◆ TASK GOAL
Give back the full material, exactly as it reads.

——

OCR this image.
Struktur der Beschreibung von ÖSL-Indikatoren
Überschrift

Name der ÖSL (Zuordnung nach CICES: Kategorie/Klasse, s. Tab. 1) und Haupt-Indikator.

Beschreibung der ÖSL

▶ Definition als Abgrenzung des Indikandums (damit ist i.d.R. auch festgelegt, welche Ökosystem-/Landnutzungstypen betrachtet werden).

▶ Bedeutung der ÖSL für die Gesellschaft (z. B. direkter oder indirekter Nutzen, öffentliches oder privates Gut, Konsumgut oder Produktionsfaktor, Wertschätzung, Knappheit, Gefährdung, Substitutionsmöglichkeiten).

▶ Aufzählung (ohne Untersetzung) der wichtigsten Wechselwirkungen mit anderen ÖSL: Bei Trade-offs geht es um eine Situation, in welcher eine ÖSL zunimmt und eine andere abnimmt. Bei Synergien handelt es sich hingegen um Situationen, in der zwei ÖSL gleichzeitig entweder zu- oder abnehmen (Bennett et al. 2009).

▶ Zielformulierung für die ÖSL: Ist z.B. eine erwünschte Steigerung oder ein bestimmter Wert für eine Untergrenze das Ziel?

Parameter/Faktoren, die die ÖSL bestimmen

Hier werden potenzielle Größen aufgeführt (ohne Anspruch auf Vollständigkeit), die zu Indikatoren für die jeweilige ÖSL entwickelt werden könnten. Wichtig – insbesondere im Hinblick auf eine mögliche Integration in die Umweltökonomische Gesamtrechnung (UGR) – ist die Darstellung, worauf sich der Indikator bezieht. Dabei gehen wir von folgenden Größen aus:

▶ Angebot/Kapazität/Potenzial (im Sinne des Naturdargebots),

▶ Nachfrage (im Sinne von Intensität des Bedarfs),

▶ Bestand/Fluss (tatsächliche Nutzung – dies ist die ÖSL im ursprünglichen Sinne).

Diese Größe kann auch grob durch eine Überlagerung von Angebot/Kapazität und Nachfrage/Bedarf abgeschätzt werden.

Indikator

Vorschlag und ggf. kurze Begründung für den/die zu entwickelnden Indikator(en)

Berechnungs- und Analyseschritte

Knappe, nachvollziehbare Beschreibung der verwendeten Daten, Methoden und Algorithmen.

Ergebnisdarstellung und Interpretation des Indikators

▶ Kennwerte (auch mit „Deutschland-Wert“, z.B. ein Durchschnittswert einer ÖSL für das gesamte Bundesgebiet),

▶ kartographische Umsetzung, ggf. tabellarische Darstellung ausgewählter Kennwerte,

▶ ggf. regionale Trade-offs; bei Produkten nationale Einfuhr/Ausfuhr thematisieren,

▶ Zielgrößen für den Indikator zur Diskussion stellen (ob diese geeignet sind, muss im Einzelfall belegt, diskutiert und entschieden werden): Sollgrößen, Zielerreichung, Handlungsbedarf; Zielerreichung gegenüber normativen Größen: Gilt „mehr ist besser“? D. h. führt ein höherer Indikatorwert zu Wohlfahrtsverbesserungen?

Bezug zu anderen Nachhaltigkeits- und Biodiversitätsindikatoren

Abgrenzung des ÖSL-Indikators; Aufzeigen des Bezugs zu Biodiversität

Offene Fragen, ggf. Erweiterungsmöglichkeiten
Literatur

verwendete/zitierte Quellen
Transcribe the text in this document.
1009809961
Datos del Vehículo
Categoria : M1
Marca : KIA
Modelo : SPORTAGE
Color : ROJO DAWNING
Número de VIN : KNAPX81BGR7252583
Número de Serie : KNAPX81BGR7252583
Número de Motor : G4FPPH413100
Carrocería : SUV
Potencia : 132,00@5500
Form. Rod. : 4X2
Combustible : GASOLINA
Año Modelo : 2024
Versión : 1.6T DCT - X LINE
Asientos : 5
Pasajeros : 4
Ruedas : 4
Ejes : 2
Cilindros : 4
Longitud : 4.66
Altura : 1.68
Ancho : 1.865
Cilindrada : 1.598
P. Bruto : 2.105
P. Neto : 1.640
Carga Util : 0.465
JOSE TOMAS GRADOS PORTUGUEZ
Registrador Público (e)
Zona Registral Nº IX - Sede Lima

——

◆ RESULT
OCR this image.
Struktur der Beschreibung von ÖSL-Indikatoren
Überschrift

Name der ÖSL (Zuordnung nach CICES: Kategorie/Klasse, s. Tab. 1) und Haupt-Indikator.

Beschreibung der ÖSL

▶ Definition als Abgrenzung des Indikandums (damit ist i.d.R. auch festgelegt, welche Ökosystem-/Landnutzungstypen betrachtet werden).

▶ Bedeutung der ÖSL für die Gesellschaft (z. B. direkter oder indirekter Nutzen, öffentliches oder privates Gut, Konsumgut oder Produktionsfaktor, Wertschätzung, Knappheit, Gefährdung, Substitutionsmöglichkeiten).

▶ Aufzählung (ohne Untersetzung) der wichtigsten Wechselwirkungen mit anderen ÖSL: Bei Trade-offs geht es um eine Situation, in welcher eine ÖSL zunimmt und eine andere abnimmt. Bei Synergien handelt es sich hingegen um Situationen, in der zwei ÖSL gleichzeitig entweder zu- oder abnehmen (Bennett et al. 2009).

▶ Zielformulierung für die ÖSL: Ist z.B. eine erwünschte Steigerung oder ein bestimmter Wert für eine Untergrenze das Ziel?

Parameter/Faktoren, die die ÖSL bestimmen

Hier werden potenzielle Größen aufgeführt (ohne Anspruch auf Vollständigkeit), die zu Indikatoren für die jeweilige ÖSL entwickelt werden könnten. Wichtig – insbesondere im Hinblick auf eine mögliche Integration in die Umweltökonomische Gesamtrechnung (UGR) – ist die Darstellung, worauf sich der Indikator bezieht. Dabei gehen wir von folgenden Größen aus:

▶ Angebot/Kapazität/Potenzial (im Sinne des Naturdargebots),

▶ Nachfrage (im Sinne von Intensität des Bedarfs),

▶ Bestand/Fluss (tatsächliche Nutzung – dies ist die ÖSL im ursprünglichen Sinne).

Diese Größe kann auch grob durch eine Überlagerung von Angebot/Kapazität und Nachfrage/Bedarf abgeschätzt werden.

Indikator

Vorschlag und ggf. kurze Begründung für den/die zu entwickelnden Indikator(en)

Berechnungs- und Analyseschritte

Knappe, nachvollziehbare Beschreibung der verwendeten Daten, Methoden und Algorithmen.

Ergebnisdarstellung und Interpretation des Indikators

▶ Kennwerte (auch mit „Deutschland-Wert“, z.B. ein Durchschnittswert einer ÖSL für das gesamte Bundesgebiet),

▶ kartographische Umsetzung, ggf. tabellarische Darstellung ausgewählter Kennwerte,

▶ ggf. regionale Trade-offs; bei Produkten nationale Einfuhr/Ausfuhr thematisieren,

▶ Zielgrößen für den Indikator zur Diskussion stellen (ob diese geeignet sind, muss im Einzelfall belegt, diskutiert und entschieden werden): Sollgrößen, Zielerreichung, Handlungsbedarf; Zielerreichung gegenüber normativen Größen: Gilt „mehr ist besser“? D. h. führt ein höherer Indikatorwert zu Wohlfahrtsverbesserungen?

Bezug zu anderen Nachhaltigkeits- und Biodiversitätsindikatoren

Abgrenzung des ÖSL-Indikators; Aufzeigen des Bezugs zu Biodiversität

Offene Fragen, ggf. Erweiterungsmöglichkeiten
Literatur

verwendete/zitierte Quellen
Transcribe the text in this document.
1009809961
Datos del Vehículo
Categoria : M1
Marca : KIA
Modelo : SPORTAGE
Color : ROJO DAWNING
Número de VIN : KNAPX81BGR7252583
Número de Serie : KNAPX81BGR7252583
Número de Motor : G4FPPH413100
Carrocería : SUV
Potencia : 132,00@5500
Form. Rod. : 4X2
Combustible : GASOLINA
Año Modelo : 2024
Versión : 1.6T DCT - X LINE
Asientos : 5
Pasajeros : 4
Ruedas : 4
Ejes : 2
Cilindros : 4
Longitud : 4.66
Altura : 1.68
Ancho : 1.865
Cilindrada : 1.598
P. Bruto : 2.105
P. Neto : 1.640
Carga Util : 0.465
JOSE TOMAS GRADOS PORTUGUEZ
Registrador Público (e)
Zona Registral Nº IX - Sede Lima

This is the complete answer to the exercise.